**Task instructions:** Report every line in the listing that contains the string "Test".

**Source material:**
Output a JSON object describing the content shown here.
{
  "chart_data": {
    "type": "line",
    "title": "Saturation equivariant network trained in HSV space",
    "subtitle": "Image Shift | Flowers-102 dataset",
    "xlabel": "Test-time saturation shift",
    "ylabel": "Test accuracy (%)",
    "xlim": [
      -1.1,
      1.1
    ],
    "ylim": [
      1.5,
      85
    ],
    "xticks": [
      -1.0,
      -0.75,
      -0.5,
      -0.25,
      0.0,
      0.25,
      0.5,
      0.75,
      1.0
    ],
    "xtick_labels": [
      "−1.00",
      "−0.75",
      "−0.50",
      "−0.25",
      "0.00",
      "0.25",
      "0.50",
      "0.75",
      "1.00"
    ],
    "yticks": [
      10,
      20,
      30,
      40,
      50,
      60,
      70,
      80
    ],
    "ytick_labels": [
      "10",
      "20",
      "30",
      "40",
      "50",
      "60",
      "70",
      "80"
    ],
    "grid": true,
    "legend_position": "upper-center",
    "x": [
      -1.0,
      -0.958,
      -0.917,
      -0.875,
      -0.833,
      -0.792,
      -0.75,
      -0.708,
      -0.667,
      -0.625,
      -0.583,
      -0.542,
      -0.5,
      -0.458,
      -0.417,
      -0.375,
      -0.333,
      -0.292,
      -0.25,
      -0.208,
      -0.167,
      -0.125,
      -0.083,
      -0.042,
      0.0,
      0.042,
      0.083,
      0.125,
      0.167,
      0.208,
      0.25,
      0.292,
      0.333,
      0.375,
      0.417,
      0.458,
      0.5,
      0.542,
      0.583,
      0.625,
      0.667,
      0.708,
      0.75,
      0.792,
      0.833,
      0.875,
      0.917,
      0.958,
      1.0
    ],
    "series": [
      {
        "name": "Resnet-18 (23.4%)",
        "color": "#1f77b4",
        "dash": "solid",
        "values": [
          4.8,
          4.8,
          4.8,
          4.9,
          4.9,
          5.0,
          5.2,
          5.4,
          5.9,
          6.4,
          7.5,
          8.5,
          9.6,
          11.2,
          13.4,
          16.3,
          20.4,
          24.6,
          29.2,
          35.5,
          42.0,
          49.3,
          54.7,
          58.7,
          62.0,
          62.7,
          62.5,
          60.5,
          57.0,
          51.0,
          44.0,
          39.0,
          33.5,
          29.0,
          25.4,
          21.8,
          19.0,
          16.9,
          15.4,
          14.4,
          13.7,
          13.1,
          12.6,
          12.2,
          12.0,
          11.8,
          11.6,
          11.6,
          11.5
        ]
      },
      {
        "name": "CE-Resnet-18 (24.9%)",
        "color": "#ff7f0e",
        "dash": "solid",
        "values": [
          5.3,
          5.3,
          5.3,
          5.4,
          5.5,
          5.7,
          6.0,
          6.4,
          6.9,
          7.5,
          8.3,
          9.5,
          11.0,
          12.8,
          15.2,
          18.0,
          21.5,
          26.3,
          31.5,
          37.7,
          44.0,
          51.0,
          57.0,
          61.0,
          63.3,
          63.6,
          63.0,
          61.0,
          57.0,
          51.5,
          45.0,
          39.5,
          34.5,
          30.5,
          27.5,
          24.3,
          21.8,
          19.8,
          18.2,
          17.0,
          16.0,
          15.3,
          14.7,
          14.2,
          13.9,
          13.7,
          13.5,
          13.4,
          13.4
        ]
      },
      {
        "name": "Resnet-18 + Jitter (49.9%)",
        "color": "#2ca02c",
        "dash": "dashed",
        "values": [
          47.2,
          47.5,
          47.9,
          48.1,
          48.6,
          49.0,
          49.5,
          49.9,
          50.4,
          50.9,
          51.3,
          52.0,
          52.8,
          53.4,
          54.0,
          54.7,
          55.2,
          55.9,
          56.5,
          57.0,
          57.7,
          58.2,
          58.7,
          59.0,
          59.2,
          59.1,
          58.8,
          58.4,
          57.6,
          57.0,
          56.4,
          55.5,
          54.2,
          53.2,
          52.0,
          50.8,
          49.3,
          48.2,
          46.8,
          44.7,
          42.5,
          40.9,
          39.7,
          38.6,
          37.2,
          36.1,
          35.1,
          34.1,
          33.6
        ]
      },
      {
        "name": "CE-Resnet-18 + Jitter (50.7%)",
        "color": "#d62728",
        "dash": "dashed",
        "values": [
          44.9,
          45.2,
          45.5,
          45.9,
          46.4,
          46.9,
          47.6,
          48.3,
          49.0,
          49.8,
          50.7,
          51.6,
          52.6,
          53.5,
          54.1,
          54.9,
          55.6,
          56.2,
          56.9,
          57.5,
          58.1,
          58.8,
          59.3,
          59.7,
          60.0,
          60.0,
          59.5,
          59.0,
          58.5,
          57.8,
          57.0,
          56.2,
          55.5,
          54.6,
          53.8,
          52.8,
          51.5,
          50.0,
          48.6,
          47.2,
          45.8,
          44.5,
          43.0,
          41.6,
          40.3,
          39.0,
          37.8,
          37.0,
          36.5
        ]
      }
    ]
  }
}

**Written solution:**
    "xlabel": "Test-time saturation shift",
    "ylabel": "Test accuracy (%)",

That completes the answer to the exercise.